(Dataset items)
---+---

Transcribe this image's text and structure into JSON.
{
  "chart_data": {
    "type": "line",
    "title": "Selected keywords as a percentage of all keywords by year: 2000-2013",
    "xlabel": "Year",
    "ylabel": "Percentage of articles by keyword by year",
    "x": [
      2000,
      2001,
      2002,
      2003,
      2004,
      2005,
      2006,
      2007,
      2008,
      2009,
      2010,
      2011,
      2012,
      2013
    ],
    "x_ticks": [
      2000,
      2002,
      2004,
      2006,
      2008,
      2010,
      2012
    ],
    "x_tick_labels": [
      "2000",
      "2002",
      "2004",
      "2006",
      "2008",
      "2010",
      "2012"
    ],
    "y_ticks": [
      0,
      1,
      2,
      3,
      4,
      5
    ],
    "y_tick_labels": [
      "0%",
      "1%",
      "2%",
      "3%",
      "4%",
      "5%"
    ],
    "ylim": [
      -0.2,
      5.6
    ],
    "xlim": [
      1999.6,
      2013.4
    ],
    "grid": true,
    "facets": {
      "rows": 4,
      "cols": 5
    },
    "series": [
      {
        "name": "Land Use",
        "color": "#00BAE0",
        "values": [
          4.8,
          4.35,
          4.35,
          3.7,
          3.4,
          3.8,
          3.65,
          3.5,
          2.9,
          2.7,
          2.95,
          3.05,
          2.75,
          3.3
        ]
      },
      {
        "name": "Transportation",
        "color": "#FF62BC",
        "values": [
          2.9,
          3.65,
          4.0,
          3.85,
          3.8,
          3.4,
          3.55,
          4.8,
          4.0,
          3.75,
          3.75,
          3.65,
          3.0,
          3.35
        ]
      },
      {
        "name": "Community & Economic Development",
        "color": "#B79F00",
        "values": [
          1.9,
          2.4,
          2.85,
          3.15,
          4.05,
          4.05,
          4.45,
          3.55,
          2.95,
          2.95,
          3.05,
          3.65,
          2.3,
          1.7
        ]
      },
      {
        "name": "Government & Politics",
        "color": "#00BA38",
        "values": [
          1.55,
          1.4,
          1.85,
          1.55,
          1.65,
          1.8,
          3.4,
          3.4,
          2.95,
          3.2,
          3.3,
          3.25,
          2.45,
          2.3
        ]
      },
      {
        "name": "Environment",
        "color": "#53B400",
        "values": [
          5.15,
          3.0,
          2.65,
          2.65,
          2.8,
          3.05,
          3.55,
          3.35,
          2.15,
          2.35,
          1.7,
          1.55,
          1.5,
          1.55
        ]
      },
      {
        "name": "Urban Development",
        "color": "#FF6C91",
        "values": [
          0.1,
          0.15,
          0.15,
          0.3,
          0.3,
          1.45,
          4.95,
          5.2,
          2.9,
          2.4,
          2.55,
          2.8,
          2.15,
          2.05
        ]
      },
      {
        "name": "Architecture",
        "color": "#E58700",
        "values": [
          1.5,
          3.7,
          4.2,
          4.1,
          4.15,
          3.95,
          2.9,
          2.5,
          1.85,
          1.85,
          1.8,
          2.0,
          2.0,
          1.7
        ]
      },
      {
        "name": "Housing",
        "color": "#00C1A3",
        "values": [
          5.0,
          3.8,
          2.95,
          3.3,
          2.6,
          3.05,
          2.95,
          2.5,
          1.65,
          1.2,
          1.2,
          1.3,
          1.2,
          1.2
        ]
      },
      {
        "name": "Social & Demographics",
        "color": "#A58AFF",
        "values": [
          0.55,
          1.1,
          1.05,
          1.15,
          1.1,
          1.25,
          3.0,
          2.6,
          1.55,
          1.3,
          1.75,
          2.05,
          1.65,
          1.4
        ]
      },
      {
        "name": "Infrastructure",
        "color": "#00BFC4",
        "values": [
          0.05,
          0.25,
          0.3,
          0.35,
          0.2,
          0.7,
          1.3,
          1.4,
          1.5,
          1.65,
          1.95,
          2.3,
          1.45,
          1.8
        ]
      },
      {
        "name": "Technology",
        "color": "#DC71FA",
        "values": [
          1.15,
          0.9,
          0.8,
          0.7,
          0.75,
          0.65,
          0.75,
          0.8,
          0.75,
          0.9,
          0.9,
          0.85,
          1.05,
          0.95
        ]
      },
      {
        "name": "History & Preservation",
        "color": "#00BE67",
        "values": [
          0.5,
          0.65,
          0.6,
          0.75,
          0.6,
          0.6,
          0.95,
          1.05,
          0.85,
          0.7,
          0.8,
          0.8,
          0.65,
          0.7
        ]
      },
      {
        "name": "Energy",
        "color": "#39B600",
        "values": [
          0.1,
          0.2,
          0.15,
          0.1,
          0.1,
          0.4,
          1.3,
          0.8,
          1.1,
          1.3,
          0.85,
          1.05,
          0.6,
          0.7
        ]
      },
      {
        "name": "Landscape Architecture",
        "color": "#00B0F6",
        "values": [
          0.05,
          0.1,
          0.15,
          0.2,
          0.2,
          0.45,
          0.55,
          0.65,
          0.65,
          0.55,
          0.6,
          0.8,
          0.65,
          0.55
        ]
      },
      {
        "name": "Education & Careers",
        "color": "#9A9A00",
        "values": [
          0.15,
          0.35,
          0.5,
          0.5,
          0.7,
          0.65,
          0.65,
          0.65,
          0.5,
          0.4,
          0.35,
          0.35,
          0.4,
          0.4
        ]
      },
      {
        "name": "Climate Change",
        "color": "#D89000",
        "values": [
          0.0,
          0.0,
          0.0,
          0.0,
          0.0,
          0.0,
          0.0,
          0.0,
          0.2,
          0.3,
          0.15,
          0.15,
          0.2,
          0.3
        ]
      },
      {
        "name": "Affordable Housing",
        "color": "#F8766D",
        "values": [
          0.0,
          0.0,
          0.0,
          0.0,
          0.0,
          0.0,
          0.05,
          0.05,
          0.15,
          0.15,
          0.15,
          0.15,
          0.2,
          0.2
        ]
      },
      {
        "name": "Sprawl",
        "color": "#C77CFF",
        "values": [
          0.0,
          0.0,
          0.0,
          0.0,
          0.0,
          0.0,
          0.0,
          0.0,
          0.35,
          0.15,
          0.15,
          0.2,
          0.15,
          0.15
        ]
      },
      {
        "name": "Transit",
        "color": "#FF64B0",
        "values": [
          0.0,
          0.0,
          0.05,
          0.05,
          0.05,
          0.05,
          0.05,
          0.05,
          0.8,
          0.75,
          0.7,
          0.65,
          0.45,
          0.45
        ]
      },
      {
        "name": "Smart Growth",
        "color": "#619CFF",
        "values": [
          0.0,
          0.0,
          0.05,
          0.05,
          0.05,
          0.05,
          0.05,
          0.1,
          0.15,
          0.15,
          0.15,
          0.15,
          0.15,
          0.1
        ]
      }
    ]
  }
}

---+---

◆ WRITTEN TASK: Give a word-for-word copy of the records.

◆ EXERCISE RESPONSE:
Transcribe this image's text and structure into JSON.
{
  "chart_data": {
    "type": "line",
    "title": "Selected keywords as a percentage of all keywords by year: 2000-2013",
    "xlabel": "Year",
    "ylabel": "Percentage of articles by keyword by year",
    "x": [
      2000,
      2001,
      2002,
      2003,
      2004,
      2005,
      2006,
      2007,
      2008,
      2009,
      2010,
      2011,
      2012,
      2013
    ],
    "x_ticks": [
      2000,
      2002,
      2004,
      2006,
      2008,
      2010,
      2012
    ],
    "x_tick_labels": [
      "2000",
      "2002",
      "2004",
      "2006",
      "2008",
      "2010",
      "2012"
    ],
    "y_ticks": [
      0,
      1,
      2,
      3,
      4,
      5
    ],
    "y_tick_labels": [
      "0%",
      "1%",
      "2%",
      "3%",
      "4%",
      "5%"
    ],
    "ylim": [
      -0.2,
      5.6
    ],
    "xlim": [
      1999.6,
      2013.4
    ],
    "grid": true,
    "facets": {
      "rows": 4,
      "cols": 5
    },
    "series": [
      {
        "name": "Land Use",
        "color": "#00BAE0",
        "values": [
          4.8,
          4.35,
          4.35,
          3.7,
          3.4,
          3.8,
          3.65,
          3.5,
          2.9,
          2.7,
          2.95,
          3.05,
          2.75,
          3.3
        ]
      },
      {
        "name": "Transportation",
        "color": "#FF62BC",
        "values": [
          2.9,
          3.65,
          4.0,
          3.85,
          3.8,
          3.4,
          3.55,
          4.8,
          4.0,
          3.75,
          3.75,
          3.65,
          3.0,
          3.35
        ]
      },
      {
        "name": "Community & Economic Development",
        "color": "#B79F00",
        "values": [
          1.9,
          2.4,
          2.85,
          3.15,
          4.05,
          4.05,
          4.45,
          3.55,
          2.95,
          2.95,
          3.05,
          3.65,
          2.3,
          1.7
        ]
      },
      {
        "name": "Government & Politics",
        "color": "#00BA38",
        "values": [
          1.55,
          1.4,
          1.85,
          1.55,
          1.65,
          1.8,
          3.4,
          3.4,
          2.95,
          3.2,
          3.3,
          3.25,
          2.45,
          2.3
        ]
      },
      {
        "name": "Environment",
        "color": "#53B400",
        "values": [
          5.15,
          3.0,
          2.65,
          2.65,
          2.8,
          3.05,
          3.55,
          3.35,
          2.15,
          2.35,
          1.7,
          1.55,
          1.5,
          1.55
        ]
      },
      {
        "name": "Urban Development",
        "color": "#FF6C91",
        "values": [
          0.1,
          0.15,
          0.15,
          0.3,
          0.3,
          1.45,
          4.95,
          5.2,
          2.9,
          2.4,
          2.55,
          2.8,
          2.15,
          2.05
        ]
      },
      {
        "name": "Architecture",
        "color": "#E58700",
        "values": [
          1.5,
          3.7,
          4.2,
          4.1,
          4.15,
          3.95,
          2.9,
          2.5,
          1.85,
          1.85,
          1.8,
          2.0,
          2.0,
          1.7
        ]
      },
      {
        "name": "Housing",
        "color": "#00C1A3",
        "values": [
          5.0,
          3.8,
          2.95,
          3.3,
          2.6,
          3.05,
          2.95,
          2.5,
          1.65,
          1.2,
          1.2,
          1.3,
          1.2,
          1.2
        ]
      },
      {
        "name": "Social & Demographics",
        "color": "#A58AFF",
        "values": [
          0.55,
          1.1,
          1.05,
          1.15,
          1.1,
          1.25,
          3.0,
          2.6,
          1.55,
          1.3,
          1.75,
          2.05,
          1.65,
          1.4
        ]
      },
      {
        "name": "Infrastructure",
        "color": "#00BFC4",
        "values": [
          0.05,
          0.25,
          0.3,
          0.35,
          0.2,
          0.7,
          1.3,
          1.4,
          1.5,
          1.65,
          1.95,
          2.3,
          1.45,
          1.8
        ]
      },
      {
        "name": "Technology",
        "color": "#DC71FA",
        "values": [
          1.15,
          0.9,
          0.8,
          0.7,
          0.75,
          0.65,
          0.75,
          0.8,
          0.75,
          0.9,
          0.9,
          0.85,
          1.05,
          0.95
        ]
      },
      {
        "name": "History & Preservation",
        "color": "#00BE67",
        "values": [
          0.5,
          0.65,
          0.6,
          0.75,
          0.6,
          0.6,
          0.95,
          1.05,
          0.85,
          0.7,
          0.8,
          0.8,
          0.65,
          0.7
        ]
      },
      {
        "name": "Energy",
        "color": "#39B600",
        "values": [
          0.1,
          0.2,
          0.15,
          0.1,
          0.1,
          0.4,
          1.3,
          0.8,
          1.1,
          1.3,
          0.85,
          1.05,
          0.6,
          0.7
        ]
      },
      {
        "name": "Landscape Architecture",
        "color": "#00B0F6",
        "values": [
          0.05,
          0.1,
          0.15,
          0.2,
          0.2,
          0.45,
          0.55,
          0.65,
          0.65,
          0.55,
          0.6,
          0.8,
          0.65,
          0.55
        ]
      },
      {
        "name": "Education & Careers",
        "color": "#9A9A00",
        "values": [
          0.15,
          0.35,
          0.5,
          0.5,
          0.7,
          0.65,
          0.65,
          0.65,
          0.5,
          0.4,
          0.35,
          0.35,
          0.4,
          0.4
        ]
      },
      {
        "name": "Climate Change",
        "color": "#D89000",
        "values": [
          0.0,
          0.0,
          0.0,
          0.0,
          0.0,
          0.0,
          0.0,
          0.0,
          0.2,
          0.3,
          0.15,
          0.15,
          0.2,
          0.3
        ]
      },
      {
        "name": "Affordable Housing",
        "color": "#F8766D",
        "values": [
          0.0,
          0.0,
          0.0,
          0.0,
          0.0,
          0.0,
          0.05,
          0.05,
          0.15,
          0.15,
          0.15,
          0.15,
          0.2,
          0.2
        ]
      },
      {
        "name": "Sprawl",
        "color": "#C77CFF",
        "values": [
          0.0,
          0.0,
          0.0,
          0.0,
          0.0,
          0.0,
          0.0,
          0.0,
          0.35,
          0.15,
          0.15,
          0.2,
          0.15,
          0.15
        ]
      },
      {
        "name": "Transit",
        "color": "#FF64B0",
        "values": [
          0.0,
          0.0,
          0.05,
          0.05,
          0.05,
          0.05,
          0.05,
          0.05,
          0.8,
          0.75,
          0.7,
          0.65,
          0.45,
          0.45
        ]
      },
      {
        "name": "Smart Growth",
        "color": "#619CFF",
        "values": [
          0.0,
          0.0,
          0.05,
          0.05,
          0.05,
          0.05,
          0.05,
          0.1,
          0.15,
          0.15,
          0.15,
          0.15,
          0.15,
          0.1
        ]
      }
    ]
  }
}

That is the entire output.